MATERIAL SUPPLIED =>
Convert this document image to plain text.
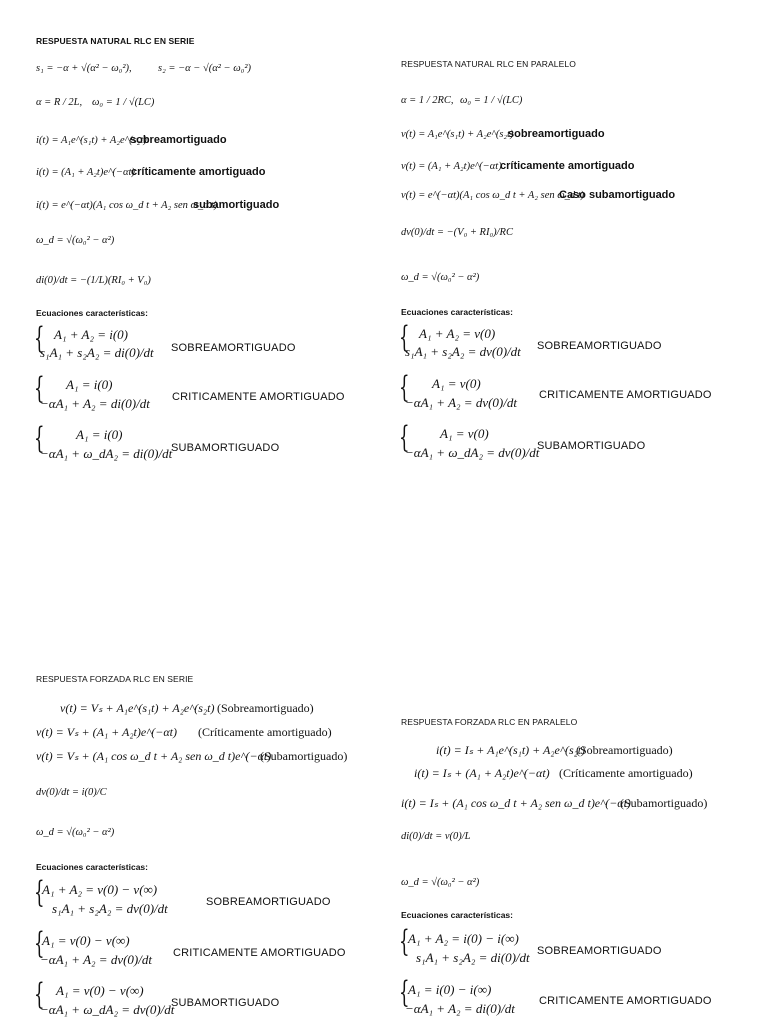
RESPUESTA NATURAL RLC EN SERIE
s₁ = −α + √(α² − ω₀²),	s₂ = −α − √(α² − ω₀²)
α = R / 2L, ω₀ = 1 / √(LC)
i(t) = A₁e^(s₁t) + A₂e^(s₂t)
sobreamortiguado
i(t) = (A₁ + A₂t)e^(−αt)
críticamente amortiguado
i(t) = e^(−αt)(A₁ cos ω_d t + A₂ sen ω_d t)
subamortiguado
ω_d = √(ω₀² − α²)
di(0)/dt = −(1/L)(RI₀ + V₀)
Ecuaciones características:
{ A₁ + A₂ = i(0)
s₁A₁ + s₂A₂ = di(0)/dt SOBREAMORTIGUADO
{ A₁ = i(0)
−αA₁ + A₂ = di(0)/dt CRITICAMENTE AMORTIGUADO
{ A₁ = i(0)
−αA₁ + ω_dA₂ = di(0)/dt
SUBAMORTIGUADO
RESPUESTA NATURAL RLC EN PARALELO
α = 1 / 2RC, ω₀ = 1 / √(LC)
v(t) = A₁e^(s₁t) + A₂e^(s₂t)
sobreamortiguado
v(t) = (A₁ + A₂t)e^(−αt)
críticamente amortiguado
v(t) = e^(−αt)(A₁ cos ω_d t + A₂ sen ω_d t)
Caso subamortiguado
dv(0)/dt = −(V₀ + RI₀)/RC
ω_d = √(ω₀² − α²)
Ecuaciones características:
{ A₁ + A₂ = v(0)
s₁A₁ + s₂A₂ = dv(0)/dt SOBREAMORTIGUADO
{ A₁ = v(0)
−αA₁ + A₂ = dv(0)/dt CRITICAMENTE AMORTIGUADO
{ A₁ = v(0)
−αA₁ + ω_dA₂ = dv(0)/dt
SUBAMORTIGUADO
RESPUESTA FORZADA RLC EN SERIE
v(t) = Vₛ + A₁e^(s₁t) + A₂e^(s₂t) (Sobreamortiguado)
v(t) = Vₛ + (A₁ + A₂t)e^(−αt) (Críticamente amortiguado)
v(t) = Vₛ + (A₁ cos ω_d t + A₂ sen ω_d t)e^(−αt)
(Subamortiguado)
dv(0)/dt = i(0)/C
ω_d = √(ω₀² − α²)
Ecuaciones características:
{
A₁ + A₂ = v(0) − v(∞)
s₁A₁ + s₂A₂ = dv(0)/dt	SOBREAMORTIGUADO
{
A₁ = v(0) − v(∞)
−αA₁ + A₂ = dv(0)/dt CRITICAMENTE AMORTIGUADO
{ A₁ = v(0) − v(∞)
−αA₁ + ω_dA₂ = dv(0)/dt
SUBAMORTIGUADO
RESPUESTA FORZADA RLC EN PARALELO
i(t) = Iₛ + A₁e^(s₁t) + A₂e^(s₂t)
(Sobreamortiguado)
i(t) = Iₛ + (A₁ + A₂t)e^(−αt) (Críticamente amortiguado)
i(t) = Iₛ + (A₁ cos ω_d t + A₂ sen ω_d t)e^(−αt)
(Subamortiguado)
di(0)/dt = v(0)/L
ω_d = √(ω₀² − α²)
Ecuaciones características:
{
A₁ + A₂ = i(0) − i(∞)
s₁A₁ + s₂A₂ = di(0)/dt SOBREAMORTIGUADO
{
A₁ = i(0) − i(∞)
−αA₁ + A₂ = di(0)/dt CRITICAMENTE AMORTIGUADO
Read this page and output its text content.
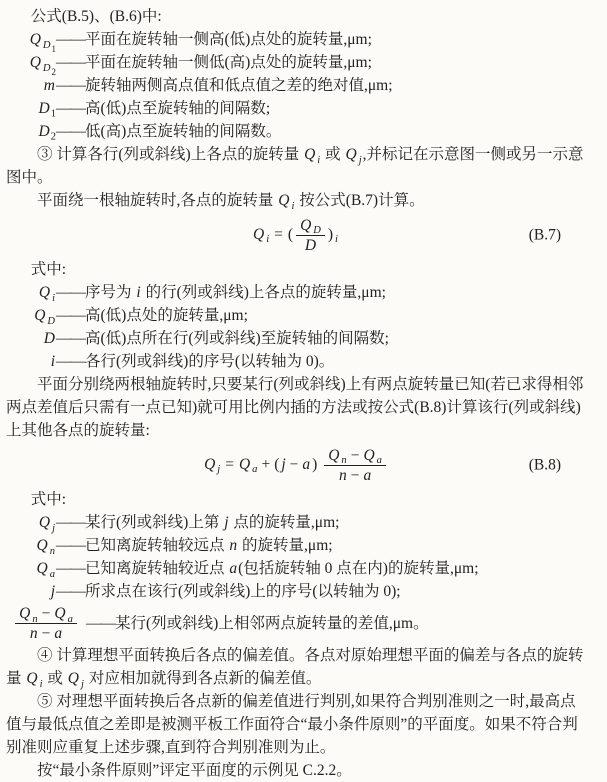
公式(B.5)、(B.6)中:

Q $_{D_1}$
—— 平面在旋转轴一侧高(低)点处的旋转量,μm;
Q $_{D_2}$
—— 平面在旋转轴一侧低(高)点处的旋转量,μm;
m —— 旋转轴两侧高点值和低点值之差的绝对值,μm;
$D_1$ —— 高(低)点至旋转轴的间隔数;
$D_2$ —— 低(高)点至旋转轴的间隔数。

③ 计算各行(列或斜线)上各点的旋转量 Q $_i$ 或 Q $_j$,并标记在示意图一侧或另一示意图中。

平面绕一根轴旋转时,各点的旋转量 Q $_i$ 按公式(B.7)计算。

Q $_i$ = ( $\frac{Q _D}{D}$ ) $_i$	(B.7)

式中:

Q $_i$ —— 序号为 i 的行(列或斜线)上各点的旋转量,μm;
Q $_D$ —— 高(低)点处的旋转量,μm;
D —— 高(低)点所在行(列或斜线)至旋转轴的间隔数;
i —— 各行(列或斜线)的序号(以转轴为 0)。

平面分别绕两根轴旋转时,只要某行(列或斜线)上有两点旋转量已知(若已求得相邻两点差值后只需有一点已知)就可用比例内插的方法或按公式(B.8)计算该行(列或斜线)上其他各点的旋转量:

Q $_j$ = Q $_a$ + ( j − a ) $\frac{Q _n - Q _a}{n - a}$	(B.8)

式中:

Q $_j$ —— 某行(列或斜线)上第 j 点的旋转量,μm;
Q $_n$ —— 已知离旋转轴较远点 n 的旋转量,μm;
Q $_a$ —— 已知离旋转轴较近点 a(包括旋转轴 0 点在内)的旋转量,μm;
j —— 所求点在该行(列或斜线)上的序号(以转轴为 0);
$\frac{Q _n - Q _a}{n - a}$ —— 某行(列或斜线)上相邻两点旋转量的差值,μm。

④ 计算理想平面转换后各点的偏差值。各点对原始理想平面的偏差与各点的旋转量 Q $_i$ 或 Q $_j$ 对应相加就得到各点新的偏差值。

⑤ 对理想平面转换后各点新的偏差值进行判别,如果符合判别准则之一时,最高点值与最低点值之差即是被测平板工作面符合“最小条件原则”的平面度。如果不符合判别准则应重复上述步骤,直到符合判别准则为止。

按“最小条件原则”评定平面度的示例见 C.2.2。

DIRECTIONS => Determine the number of lines in the listing that hold the word "FORZADA", and supply that number and nothing further.

EXERCISE RESPONSE => 2